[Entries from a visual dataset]

* begin *

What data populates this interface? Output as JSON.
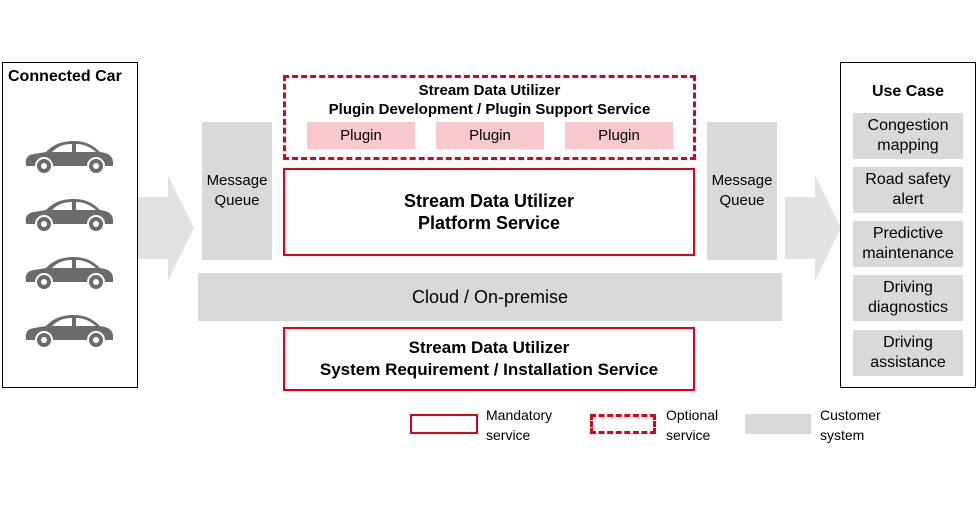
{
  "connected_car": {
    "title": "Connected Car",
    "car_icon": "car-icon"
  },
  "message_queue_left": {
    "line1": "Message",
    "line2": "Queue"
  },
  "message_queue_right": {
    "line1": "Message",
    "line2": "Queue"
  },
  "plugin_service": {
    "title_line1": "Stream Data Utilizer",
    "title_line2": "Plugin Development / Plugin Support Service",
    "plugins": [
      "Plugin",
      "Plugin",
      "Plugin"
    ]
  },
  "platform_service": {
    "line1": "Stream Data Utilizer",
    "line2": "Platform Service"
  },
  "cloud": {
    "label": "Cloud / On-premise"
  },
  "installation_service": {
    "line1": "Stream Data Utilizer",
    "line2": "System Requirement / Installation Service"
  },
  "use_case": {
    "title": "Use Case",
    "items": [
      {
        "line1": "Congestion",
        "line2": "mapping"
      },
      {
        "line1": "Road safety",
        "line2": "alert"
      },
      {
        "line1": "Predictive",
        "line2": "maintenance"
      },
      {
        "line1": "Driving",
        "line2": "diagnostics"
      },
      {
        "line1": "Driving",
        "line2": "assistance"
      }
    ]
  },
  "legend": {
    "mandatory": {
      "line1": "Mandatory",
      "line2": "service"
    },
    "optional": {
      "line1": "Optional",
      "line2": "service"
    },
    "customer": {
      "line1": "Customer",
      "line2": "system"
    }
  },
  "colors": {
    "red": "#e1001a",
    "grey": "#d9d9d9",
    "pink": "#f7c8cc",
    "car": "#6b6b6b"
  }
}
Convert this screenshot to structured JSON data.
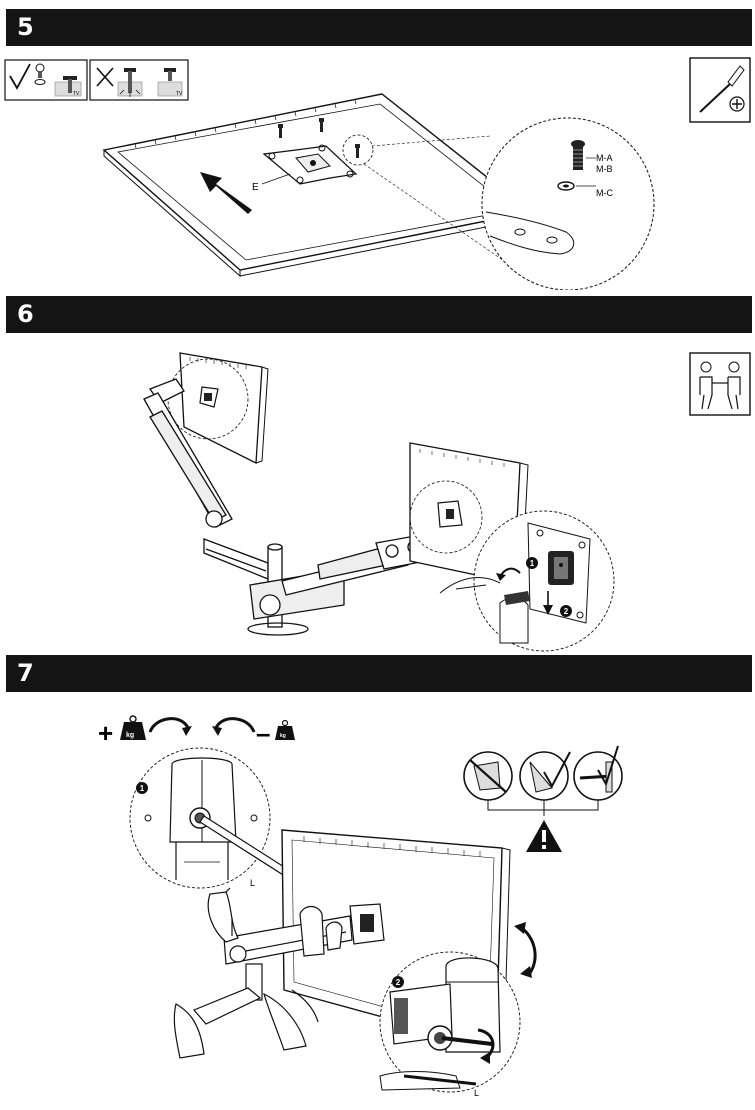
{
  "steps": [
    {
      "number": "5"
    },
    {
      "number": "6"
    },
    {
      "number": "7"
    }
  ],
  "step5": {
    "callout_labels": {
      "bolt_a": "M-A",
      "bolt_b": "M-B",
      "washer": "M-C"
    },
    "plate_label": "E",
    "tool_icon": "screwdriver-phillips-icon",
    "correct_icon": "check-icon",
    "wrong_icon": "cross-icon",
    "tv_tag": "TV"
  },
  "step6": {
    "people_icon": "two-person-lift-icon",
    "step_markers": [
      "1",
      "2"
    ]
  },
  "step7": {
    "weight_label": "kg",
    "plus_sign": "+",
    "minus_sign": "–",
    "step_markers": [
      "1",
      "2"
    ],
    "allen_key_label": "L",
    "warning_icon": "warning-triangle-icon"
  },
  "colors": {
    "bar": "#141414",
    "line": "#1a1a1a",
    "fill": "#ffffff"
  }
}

* end *
* begin *

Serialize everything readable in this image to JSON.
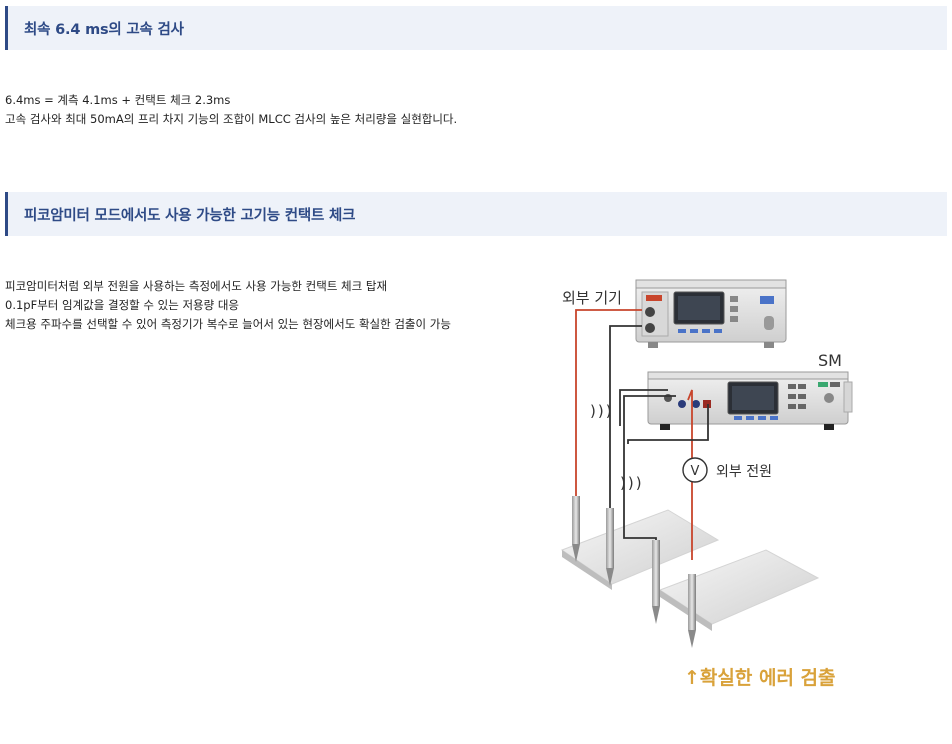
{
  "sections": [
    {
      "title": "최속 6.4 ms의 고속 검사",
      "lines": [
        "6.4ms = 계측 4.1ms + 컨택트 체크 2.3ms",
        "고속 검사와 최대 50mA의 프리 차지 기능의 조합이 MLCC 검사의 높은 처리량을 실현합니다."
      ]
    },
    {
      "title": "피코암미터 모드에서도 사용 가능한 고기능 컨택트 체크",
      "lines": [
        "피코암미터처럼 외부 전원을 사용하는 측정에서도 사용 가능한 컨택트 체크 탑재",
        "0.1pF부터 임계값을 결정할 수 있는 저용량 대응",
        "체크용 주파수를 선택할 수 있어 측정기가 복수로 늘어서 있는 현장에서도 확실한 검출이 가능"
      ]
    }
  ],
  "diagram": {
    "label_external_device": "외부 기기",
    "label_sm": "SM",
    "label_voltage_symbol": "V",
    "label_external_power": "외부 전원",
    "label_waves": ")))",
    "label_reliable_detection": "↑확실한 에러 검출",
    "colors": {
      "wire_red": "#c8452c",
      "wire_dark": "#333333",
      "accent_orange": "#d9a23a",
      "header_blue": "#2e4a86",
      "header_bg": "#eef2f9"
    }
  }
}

* end *
* begin *

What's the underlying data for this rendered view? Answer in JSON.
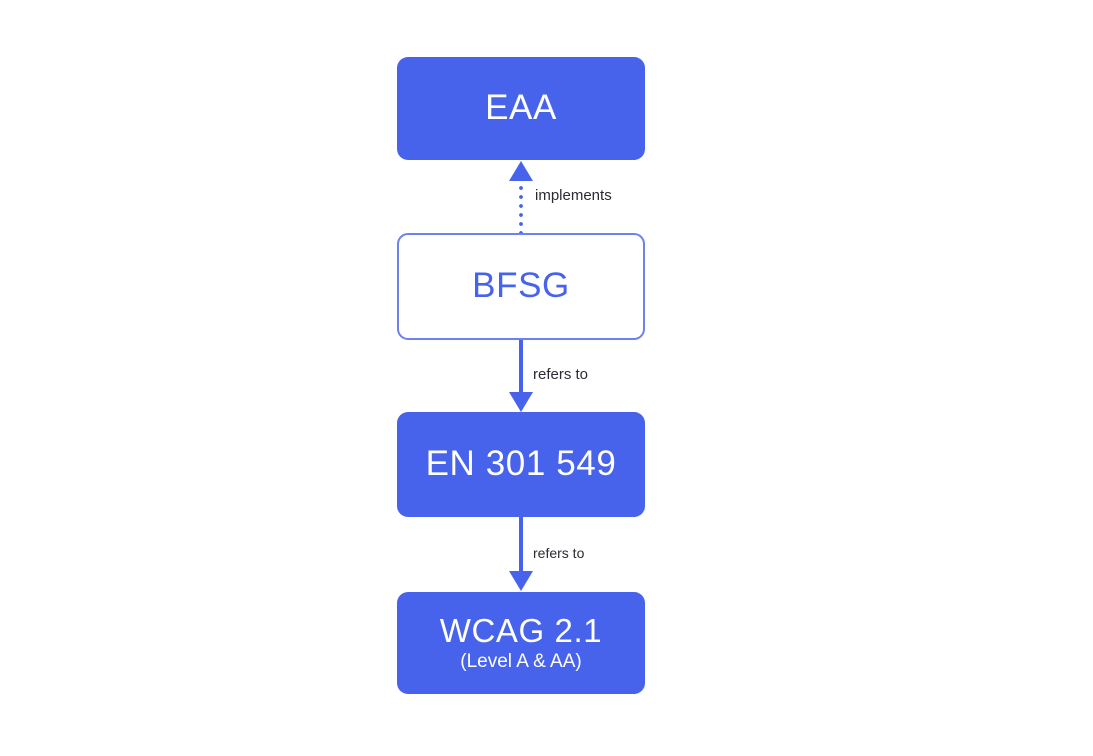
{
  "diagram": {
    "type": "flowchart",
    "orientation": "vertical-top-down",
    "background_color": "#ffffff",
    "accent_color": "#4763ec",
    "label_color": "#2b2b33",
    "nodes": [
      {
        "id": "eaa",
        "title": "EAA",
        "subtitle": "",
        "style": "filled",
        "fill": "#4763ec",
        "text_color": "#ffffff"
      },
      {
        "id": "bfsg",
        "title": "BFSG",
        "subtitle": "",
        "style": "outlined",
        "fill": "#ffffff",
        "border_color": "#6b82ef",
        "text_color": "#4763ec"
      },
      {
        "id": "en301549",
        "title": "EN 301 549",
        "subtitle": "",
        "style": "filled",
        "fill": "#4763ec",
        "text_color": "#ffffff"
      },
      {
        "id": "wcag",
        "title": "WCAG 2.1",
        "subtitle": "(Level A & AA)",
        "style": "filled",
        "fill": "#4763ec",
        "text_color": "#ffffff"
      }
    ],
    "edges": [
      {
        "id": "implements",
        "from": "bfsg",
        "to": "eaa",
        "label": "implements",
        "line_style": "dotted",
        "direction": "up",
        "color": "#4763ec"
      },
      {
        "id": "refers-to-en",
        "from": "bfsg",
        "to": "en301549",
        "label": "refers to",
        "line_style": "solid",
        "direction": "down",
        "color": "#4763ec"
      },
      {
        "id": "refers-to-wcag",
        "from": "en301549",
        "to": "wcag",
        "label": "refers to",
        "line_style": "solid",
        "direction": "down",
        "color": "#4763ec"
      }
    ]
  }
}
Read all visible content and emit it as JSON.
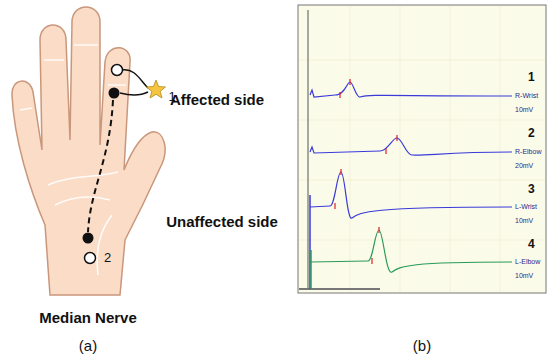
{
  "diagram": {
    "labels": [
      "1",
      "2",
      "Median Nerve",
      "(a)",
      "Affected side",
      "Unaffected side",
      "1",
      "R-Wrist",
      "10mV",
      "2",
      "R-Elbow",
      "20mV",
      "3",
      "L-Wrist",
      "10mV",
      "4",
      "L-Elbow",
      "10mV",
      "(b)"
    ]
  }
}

* end *

§ WHAT THIS TASK INVOLVES:
From the data above, show each line that contains "icon".

§ RESULT BELOW:
    "car_icon": "car-icon"
    "tool_icon": "screwdriver-phillips-icon",
    "correct_icon": "check-icon",
    "wrong_icon": "cross-icon",
    "people_icon": "two-person-lift-icon",
    "warning_icon": "warning-triangle-icon"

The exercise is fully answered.